→ **Exercise directions**
In the entries below, find every line with "icon" and copy it.
— start of Records provided —
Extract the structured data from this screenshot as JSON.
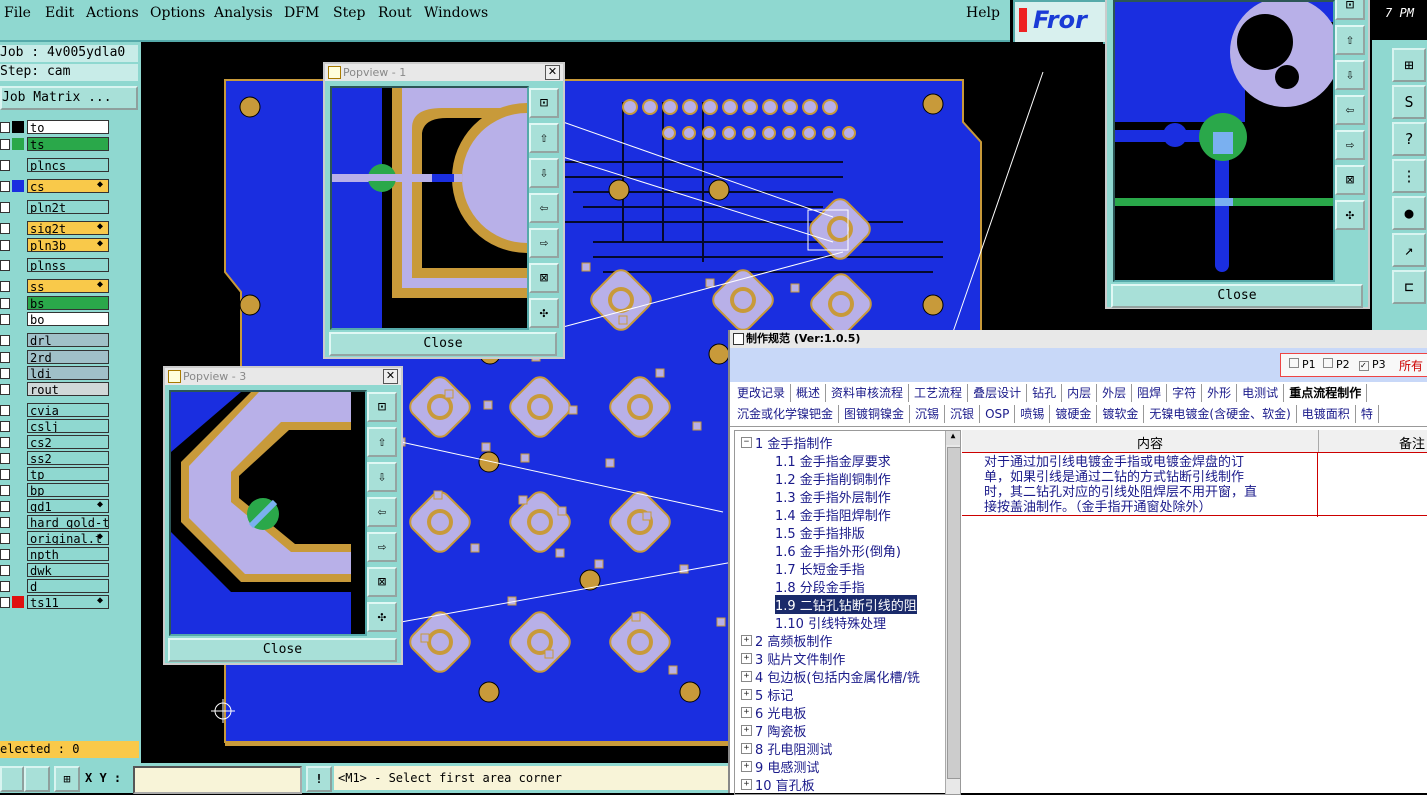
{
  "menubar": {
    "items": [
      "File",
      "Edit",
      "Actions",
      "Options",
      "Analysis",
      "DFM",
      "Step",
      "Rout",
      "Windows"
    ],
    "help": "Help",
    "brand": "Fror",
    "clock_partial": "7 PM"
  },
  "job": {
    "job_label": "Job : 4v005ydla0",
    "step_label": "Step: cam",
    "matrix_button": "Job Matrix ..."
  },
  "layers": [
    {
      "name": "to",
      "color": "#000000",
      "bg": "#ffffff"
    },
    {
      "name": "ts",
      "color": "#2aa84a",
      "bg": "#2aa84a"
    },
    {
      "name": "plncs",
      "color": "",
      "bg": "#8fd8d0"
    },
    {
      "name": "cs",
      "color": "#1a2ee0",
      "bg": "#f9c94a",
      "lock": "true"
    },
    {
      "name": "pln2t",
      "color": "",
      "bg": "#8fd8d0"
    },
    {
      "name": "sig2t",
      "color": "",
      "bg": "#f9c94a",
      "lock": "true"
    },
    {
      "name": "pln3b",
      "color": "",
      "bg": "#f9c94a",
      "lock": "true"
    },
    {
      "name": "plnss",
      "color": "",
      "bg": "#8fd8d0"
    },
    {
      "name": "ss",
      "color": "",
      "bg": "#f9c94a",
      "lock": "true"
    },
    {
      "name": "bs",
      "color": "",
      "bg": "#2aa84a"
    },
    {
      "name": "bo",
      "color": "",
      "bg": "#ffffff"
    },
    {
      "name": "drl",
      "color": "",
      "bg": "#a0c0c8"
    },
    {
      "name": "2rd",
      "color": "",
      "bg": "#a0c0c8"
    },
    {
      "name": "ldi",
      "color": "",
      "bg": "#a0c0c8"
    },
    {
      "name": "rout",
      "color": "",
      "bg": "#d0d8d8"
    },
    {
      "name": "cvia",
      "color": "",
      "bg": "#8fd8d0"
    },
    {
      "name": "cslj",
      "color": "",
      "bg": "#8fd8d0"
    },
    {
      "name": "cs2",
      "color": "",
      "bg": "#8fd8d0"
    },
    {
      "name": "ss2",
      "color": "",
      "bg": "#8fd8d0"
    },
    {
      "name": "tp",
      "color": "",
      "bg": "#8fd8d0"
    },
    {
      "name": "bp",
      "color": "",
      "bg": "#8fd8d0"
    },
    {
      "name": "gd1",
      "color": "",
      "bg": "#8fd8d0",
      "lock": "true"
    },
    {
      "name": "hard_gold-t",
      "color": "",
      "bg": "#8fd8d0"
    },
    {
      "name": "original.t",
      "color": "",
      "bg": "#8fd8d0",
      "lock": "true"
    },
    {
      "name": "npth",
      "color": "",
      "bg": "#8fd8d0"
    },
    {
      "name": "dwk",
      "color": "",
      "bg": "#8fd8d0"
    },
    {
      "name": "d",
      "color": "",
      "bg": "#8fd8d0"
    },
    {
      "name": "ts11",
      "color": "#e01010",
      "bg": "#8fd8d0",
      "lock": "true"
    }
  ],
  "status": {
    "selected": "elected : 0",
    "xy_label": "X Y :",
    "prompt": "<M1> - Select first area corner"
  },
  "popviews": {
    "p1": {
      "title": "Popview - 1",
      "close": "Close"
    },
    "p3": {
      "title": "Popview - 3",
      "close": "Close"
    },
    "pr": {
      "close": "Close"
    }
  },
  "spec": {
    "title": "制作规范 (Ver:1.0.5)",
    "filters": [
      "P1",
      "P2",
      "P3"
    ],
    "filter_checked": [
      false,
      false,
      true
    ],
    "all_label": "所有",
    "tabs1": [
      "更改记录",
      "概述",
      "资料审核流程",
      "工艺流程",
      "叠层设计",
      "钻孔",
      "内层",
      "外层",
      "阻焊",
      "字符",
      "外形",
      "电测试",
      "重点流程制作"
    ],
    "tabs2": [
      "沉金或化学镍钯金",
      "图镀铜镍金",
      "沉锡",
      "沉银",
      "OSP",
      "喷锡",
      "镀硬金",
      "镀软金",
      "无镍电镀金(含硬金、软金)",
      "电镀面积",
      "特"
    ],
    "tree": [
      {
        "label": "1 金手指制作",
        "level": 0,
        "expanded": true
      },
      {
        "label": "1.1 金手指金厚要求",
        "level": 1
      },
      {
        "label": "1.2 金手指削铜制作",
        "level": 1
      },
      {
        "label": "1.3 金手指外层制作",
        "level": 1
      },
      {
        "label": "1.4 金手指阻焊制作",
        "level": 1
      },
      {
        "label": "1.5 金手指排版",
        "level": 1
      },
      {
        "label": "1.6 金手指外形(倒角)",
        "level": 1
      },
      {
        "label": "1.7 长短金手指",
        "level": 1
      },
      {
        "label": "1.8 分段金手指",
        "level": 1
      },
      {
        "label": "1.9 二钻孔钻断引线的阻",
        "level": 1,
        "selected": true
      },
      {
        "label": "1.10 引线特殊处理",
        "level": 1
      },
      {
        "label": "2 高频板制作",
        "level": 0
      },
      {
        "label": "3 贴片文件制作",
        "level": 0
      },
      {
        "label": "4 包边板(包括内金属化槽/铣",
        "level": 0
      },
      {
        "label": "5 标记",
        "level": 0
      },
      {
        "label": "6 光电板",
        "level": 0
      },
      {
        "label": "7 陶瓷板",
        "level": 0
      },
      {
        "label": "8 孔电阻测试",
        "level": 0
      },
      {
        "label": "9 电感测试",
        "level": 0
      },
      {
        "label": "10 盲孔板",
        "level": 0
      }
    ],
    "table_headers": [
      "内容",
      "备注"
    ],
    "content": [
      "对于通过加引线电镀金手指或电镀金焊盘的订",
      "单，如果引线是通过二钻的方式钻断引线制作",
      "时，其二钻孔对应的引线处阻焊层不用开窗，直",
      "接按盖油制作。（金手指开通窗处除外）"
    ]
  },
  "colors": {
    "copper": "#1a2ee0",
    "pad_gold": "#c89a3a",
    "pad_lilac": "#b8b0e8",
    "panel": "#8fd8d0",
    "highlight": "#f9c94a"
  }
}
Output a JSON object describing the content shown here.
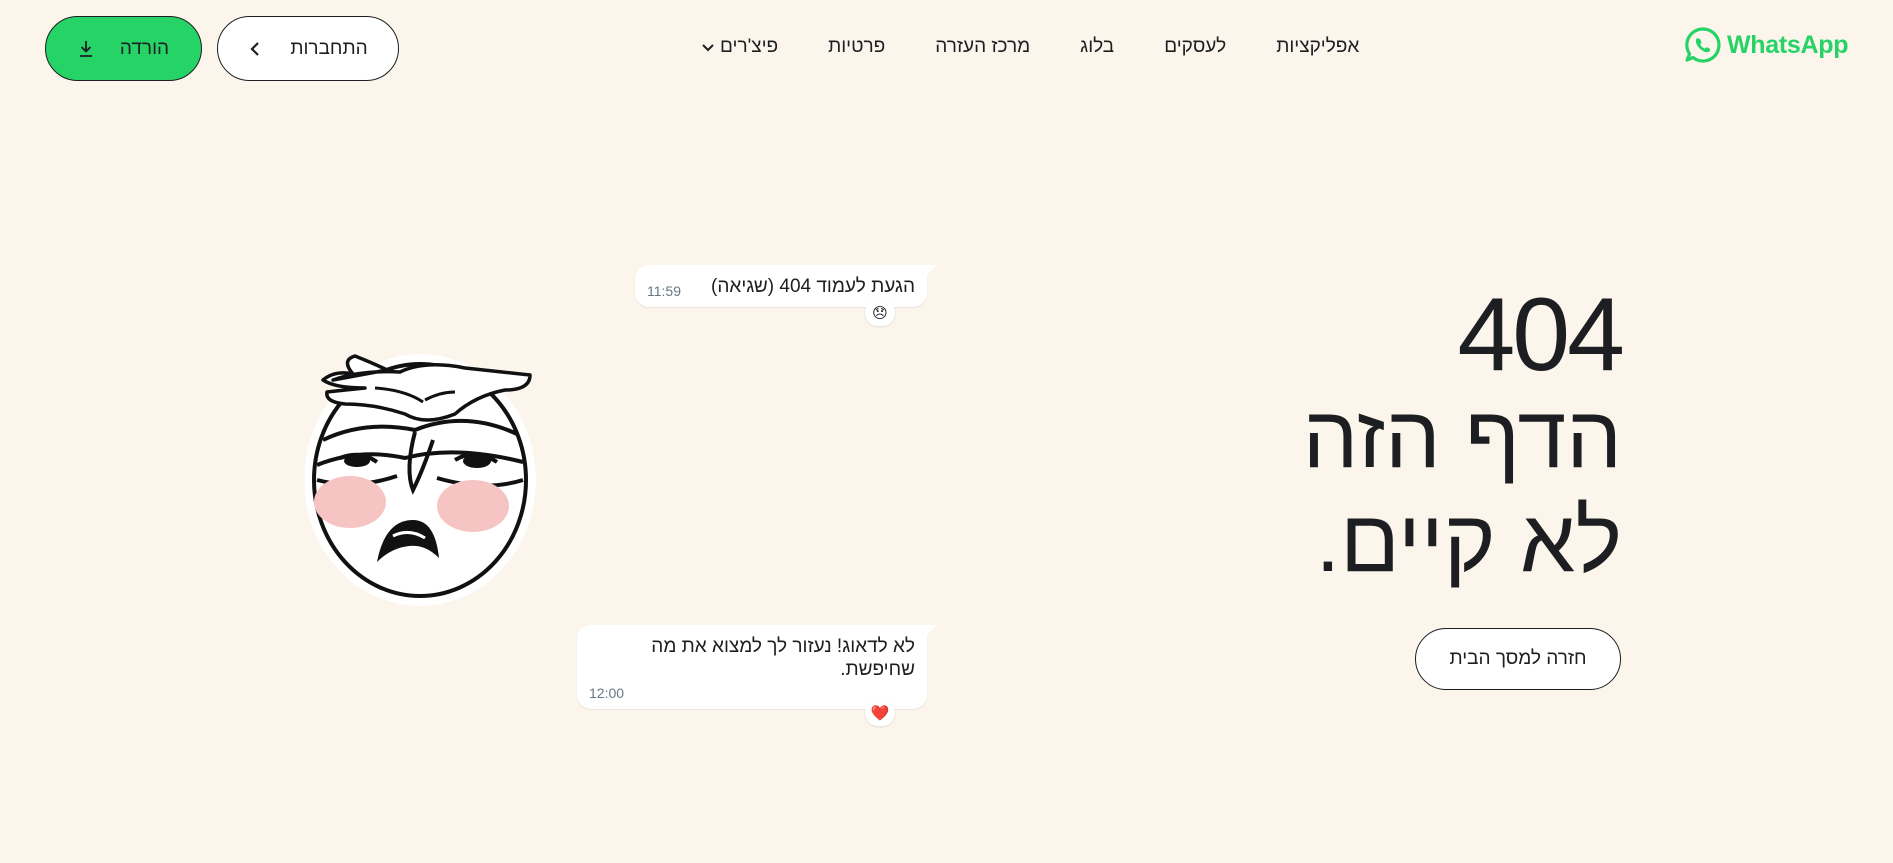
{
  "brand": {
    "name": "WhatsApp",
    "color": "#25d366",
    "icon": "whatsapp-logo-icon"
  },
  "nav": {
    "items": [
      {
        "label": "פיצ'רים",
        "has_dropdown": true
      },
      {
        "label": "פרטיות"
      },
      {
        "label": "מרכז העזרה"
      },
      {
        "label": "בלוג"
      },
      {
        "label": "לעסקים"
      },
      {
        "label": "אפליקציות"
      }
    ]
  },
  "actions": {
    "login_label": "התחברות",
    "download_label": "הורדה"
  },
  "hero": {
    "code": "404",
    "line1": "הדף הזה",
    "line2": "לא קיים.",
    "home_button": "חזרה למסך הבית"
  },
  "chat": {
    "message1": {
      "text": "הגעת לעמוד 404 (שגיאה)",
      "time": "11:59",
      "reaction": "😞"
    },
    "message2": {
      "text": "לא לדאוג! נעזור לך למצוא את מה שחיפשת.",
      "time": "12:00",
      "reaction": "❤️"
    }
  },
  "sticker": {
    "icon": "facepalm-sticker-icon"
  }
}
— end of Records provided —
→ **Task solution**
    "icon": "whatsapp-logo-icon"
    "icon": "facepalm-sticker-icon"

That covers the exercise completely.